Data entries:
+ + + + + + +

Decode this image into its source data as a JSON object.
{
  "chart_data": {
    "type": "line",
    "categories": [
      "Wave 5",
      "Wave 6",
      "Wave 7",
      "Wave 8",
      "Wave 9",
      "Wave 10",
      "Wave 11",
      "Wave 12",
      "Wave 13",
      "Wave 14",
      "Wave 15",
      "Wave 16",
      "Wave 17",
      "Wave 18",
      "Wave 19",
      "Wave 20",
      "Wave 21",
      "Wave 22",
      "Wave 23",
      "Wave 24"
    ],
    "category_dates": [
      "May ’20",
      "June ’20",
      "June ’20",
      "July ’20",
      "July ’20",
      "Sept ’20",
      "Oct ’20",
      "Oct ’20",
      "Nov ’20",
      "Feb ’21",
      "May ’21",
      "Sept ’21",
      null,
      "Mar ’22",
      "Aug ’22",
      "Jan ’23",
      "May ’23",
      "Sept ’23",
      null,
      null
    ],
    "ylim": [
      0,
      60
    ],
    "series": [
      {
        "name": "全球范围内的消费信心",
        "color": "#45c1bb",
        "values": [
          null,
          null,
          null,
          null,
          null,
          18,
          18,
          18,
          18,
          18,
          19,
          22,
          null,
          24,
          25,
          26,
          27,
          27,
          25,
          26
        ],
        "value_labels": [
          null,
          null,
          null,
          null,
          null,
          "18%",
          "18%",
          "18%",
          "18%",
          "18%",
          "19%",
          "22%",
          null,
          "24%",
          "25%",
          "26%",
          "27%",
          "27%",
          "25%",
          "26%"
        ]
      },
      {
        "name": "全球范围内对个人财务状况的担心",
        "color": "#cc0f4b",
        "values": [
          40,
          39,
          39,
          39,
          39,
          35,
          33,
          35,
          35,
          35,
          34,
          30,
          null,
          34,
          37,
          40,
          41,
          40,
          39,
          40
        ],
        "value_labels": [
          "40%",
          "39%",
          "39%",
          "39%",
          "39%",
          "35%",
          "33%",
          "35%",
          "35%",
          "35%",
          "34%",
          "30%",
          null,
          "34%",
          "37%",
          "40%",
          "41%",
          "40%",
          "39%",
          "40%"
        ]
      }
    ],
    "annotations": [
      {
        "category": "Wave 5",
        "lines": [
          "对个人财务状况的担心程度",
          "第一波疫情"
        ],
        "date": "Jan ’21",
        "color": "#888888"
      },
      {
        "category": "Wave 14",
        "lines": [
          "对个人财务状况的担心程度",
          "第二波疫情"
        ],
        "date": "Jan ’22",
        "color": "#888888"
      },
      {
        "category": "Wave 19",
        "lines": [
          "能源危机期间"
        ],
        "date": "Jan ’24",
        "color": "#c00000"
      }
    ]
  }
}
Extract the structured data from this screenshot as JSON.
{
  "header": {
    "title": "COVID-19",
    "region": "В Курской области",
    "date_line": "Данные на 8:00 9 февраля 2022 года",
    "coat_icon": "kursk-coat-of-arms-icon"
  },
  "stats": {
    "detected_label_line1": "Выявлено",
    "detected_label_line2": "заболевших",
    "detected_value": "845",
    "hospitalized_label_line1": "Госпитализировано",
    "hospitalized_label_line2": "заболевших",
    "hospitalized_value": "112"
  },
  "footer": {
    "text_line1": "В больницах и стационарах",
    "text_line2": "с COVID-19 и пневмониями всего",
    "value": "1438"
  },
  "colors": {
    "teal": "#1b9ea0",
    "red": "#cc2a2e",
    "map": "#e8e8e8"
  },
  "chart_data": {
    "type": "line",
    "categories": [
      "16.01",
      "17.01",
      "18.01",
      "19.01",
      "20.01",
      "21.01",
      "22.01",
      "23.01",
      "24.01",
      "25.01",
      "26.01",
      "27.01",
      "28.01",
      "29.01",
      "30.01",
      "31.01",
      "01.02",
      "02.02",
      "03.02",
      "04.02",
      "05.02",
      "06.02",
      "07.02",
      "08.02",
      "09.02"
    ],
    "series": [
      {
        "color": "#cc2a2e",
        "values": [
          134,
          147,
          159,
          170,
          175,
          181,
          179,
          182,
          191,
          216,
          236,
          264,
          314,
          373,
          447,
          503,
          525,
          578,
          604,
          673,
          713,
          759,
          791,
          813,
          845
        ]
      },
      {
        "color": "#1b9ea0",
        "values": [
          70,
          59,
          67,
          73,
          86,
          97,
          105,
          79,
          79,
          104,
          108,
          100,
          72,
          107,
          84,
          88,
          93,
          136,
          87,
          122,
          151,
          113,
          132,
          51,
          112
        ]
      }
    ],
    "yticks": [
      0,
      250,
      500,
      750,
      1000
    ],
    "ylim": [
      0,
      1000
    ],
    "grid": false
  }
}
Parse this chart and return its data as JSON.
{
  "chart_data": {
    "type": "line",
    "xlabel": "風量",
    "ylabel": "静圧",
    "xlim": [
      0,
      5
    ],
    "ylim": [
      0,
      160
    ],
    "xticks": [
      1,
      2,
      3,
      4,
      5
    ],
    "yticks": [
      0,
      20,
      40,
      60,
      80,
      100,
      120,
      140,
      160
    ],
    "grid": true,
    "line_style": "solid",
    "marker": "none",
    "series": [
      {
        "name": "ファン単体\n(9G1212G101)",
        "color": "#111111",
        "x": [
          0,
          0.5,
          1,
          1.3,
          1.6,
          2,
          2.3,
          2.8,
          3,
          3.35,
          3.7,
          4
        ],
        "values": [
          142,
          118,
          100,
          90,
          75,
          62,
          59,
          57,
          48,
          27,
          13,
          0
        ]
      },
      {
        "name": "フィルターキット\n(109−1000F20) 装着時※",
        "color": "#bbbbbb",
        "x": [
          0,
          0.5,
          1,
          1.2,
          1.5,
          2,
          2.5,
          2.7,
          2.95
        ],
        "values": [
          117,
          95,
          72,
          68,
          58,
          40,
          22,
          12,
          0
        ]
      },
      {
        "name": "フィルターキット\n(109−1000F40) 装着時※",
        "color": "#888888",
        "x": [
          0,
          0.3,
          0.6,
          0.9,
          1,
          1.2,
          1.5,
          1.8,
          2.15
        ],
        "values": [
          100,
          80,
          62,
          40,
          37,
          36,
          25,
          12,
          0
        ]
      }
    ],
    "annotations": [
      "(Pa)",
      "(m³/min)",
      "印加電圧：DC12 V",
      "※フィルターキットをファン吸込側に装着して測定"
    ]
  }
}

+ + + + + + +

** EXERCISE REQUIREMENTS **
The records above should be returned exactly.

** OUTPUT OF THE TASK **
Decode this image into its source data as a JSON object.
{
  "chart_data": {
    "type": "line",
    "categories": [
      "Wave 5",
      "Wave 6",
      "Wave 7",
      "Wave 8",
      "Wave 9",
      "Wave 10",
      "Wave 11",
      "Wave 12",
      "Wave 13",
      "Wave 14",
      "Wave 15",
      "Wave 16",
      "Wave 17",
      "Wave 18",
      "Wave 19",
      "Wave 20",
      "Wave 21",
      "Wave 22",
      "Wave 23",
      "Wave 24"
    ],
    "category_dates": [
      "May ’20",
      "June ’20",
      "June ’20",
      "July ’20",
      "July ’20",
      "Sept ’20",
      "Oct ’20",
      "Oct ’20",
      "Nov ’20",
      "Feb ’21",
      "May ’21",
      "Sept ’21",
      null,
      "Mar ’22",
      "Aug ’22",
      "Jan ’23",
      "May ’23",
      "Sept ’23",
      null,
      null
    ],
    "ylim": [
      0,
      60
    ],
    "series": [
      {
        "name": "全球范围内的消费信心",
        "color": "#45c1bb",
        "values": [
          null,
          null,
          null,
          null,
          null,
          18,
          18,
          18,
          18,
          18,
          19,
          22,
          null,
          24,
          25,
          26,
          27,
          27,
          25,
          26
        ],
        "value_labels": [
          null,
          null,
          null,
          null,
          null,
          "18%",
          "18%",
          "18%",
          "18%",
          "18%",
          "19%",
          "22%",
          null,
          "24%",
          "25%",
          "26%",
          "27%",
          "27%",
          "25%",
          "26%"
        ]
      },
      {
        "name": "全球范围内对个人财务状况的担心",
        "color": "#cc0f4b",
        "values": [
          40,
          39,
          39,
          39,
          39,
          35,
          33,
          35,
          35,
          35,
          34,
          30,
          null,
          34,
          37,
          40,
          41,
          40,
          39,
          40
        ],
        "value_labels": [
          "40%",
          "39%",
          "39%",
          "39%",
          "39%",
          "35%",
          "33%",
          "35%",
          "35%",
          "35%",
          "34%",
          "30%",
          null,
          "34%",
          "37%",
          "40%",
          "41%",
          "40%",
          "39%",
          "40%"
        ]
      }
    ],
    "annotations": [
      {
        "category": "Wave 5",
        "lines": [
          "对个人财务状况的担心程度",
          "第一波疫情"
        ],
        "date": "Jan ’21",
        "color": "#888888"
      },
      {
        "category": "Wave 14",
        "lines": [
          "对个人财务状况的担心程度",
          "第二波疫情"
        ],
        "date": "Jan ’22",
        "color": "#888888"
      },
      {
        "category": "Wave 19",
        "lines": [
          "能源危机期间"
        ],
        "date": "Jan ’24",
        "color": "#c00000"
      }
    ]
  }
}
Extract the structured data from this screenshot as JSON.
{
  "header": {
    "title": "COVID-19",
    "region": "В Курской области",
    "date_line": "Данные на 8:00 9 февраля 2022 года",
    "coat_icon": "kursk-coat-of-arms-icon"
  },
  "stats": {
    "detected_label_line1": "Выявлено",
    "detected_label_line2": "заболевших",
    "detected_value": "845",
    "hospitalized_label_line1": "Госпитализировано",
    "hospitalized_label_line2": "заболевших",
    "hospitalized_value": "112"
  },
  "footer": {
    "text_line1": "В больницах и стационарах",
    "text_line2": "с COVID-19 и пневмониями всего",
    "value": "1438"
  },
  "colors": {
    "teal": "#1b9ea0",
    "red": "#cc2a2e",
    "map": "#e8e8e8"
  },
  "chart_data": {
    "type": "line",
    "categories": [
      "16.01",
      "17.01",
      "18.01",
      "19.01",
      "20.01",
      "21.01",
      "22.01",
      "23.01",
      "24.01",
      "25.01",
      "26.01",
      "27.01",
      "28.01",
      "29.01",
      "30.01",
      "31.01",
      "01.02",
      "02.02",
      "03.02",
      "04.02",
      "05.02",
      "06.02",
      "07.02",
      "08.02",
      "09.02"
    ],
    "series": [
      {
        "color": "#cc2a2e",
        "values": [
          134,
          147,
          159,
          170,
          175,
          181,
          179,
          182,
          191,
          216,
          236,
          264,
          314,
          373,
          447,
          503,
          525,
          578,
          604,
          673,
          713,
          759,
          791,
          813,
          845
        ]
      },
      {
        "color": "#1b9ea0",
        "values": [
          70,
          59,
          67,
          73,
          86,
          97,
          105,
          79,
          79,
          104,
          108,
          100,
          72,
          107,
          84,
          88,
          93,
          136,
          87,
          122,
          151,
          113,
          132,
          51,
          112
        ]
      }
    ],
    "yticks": [
      0,
      250,
      500,
      750,
      1000
    ],
    "ylim": [
      0,
      1000
    ],
    "grid": false
  }
}
Parse this chart and return its data as JSON.
{
  "chart_data": {
    "type": "line",
    "xlabel": "風量",
    "ylabel": "静圧",
    "xlim": [
      0,
      5
    ],
    "ylim": [
      0,
      160
    ],
    "xticks": [
      1,
      2,
      3,
      4,
      5
    ],
    "yticks": [
      0,
      20,
      40,
      60,
      80,
      100,
      120,
      140,
      160
    ],
    "grid": true,
    "line_style": "solid",
    "marker": "none",
    "series": [
      {
        "name": "ファン単体\n(9G1212G101)",
        "color": "#111111",
        "x": [
          0,
          0.5,
          1,
          1.3,
          1.6,
          2,
          2.3,
          2.8,
          3,
          3.35,
          3.7,
          4
        ],
        "values": [
          142,
          118,
          100,
          90,
          75,
          62,
          59,
          57,
          48,
          27,
          13,
          0
        ]
      },
      {
        "name": "フィルターキット\n(109−1000F20) 装着時※",
        "color": "#bbbbbb",
        "x": [
          0,
          0.5,
          1,
          1.2,
          1.5,
          2,
          2.5,
          2.7,
          2.95
        ],
        "values": [
          117,
          95,
          72,
          68,
          58,
          40,
          22,
          12,
          0
        ]
      },
      {
        "name": "フィルターキット\n(109−1000F40) 装着時※",
        "color": "#888888",
        "x": [
          0,
          0.3,
          0.6,
          0.9,
          1,
          1.2,
          1.5,
          1.8,
          2.15
        ],
        "values": [
          100,
          80,
          62,
          40,
          37,
          36,
          25,
          12,
          0
        ]
      }
    ],
    "annotations": [
      "(Pa)",
      "(m³/min)",
      "印加電圧：DC12 V",
      "※フィルターキットをファン吸込側に装着して測定"
    ]
  }
}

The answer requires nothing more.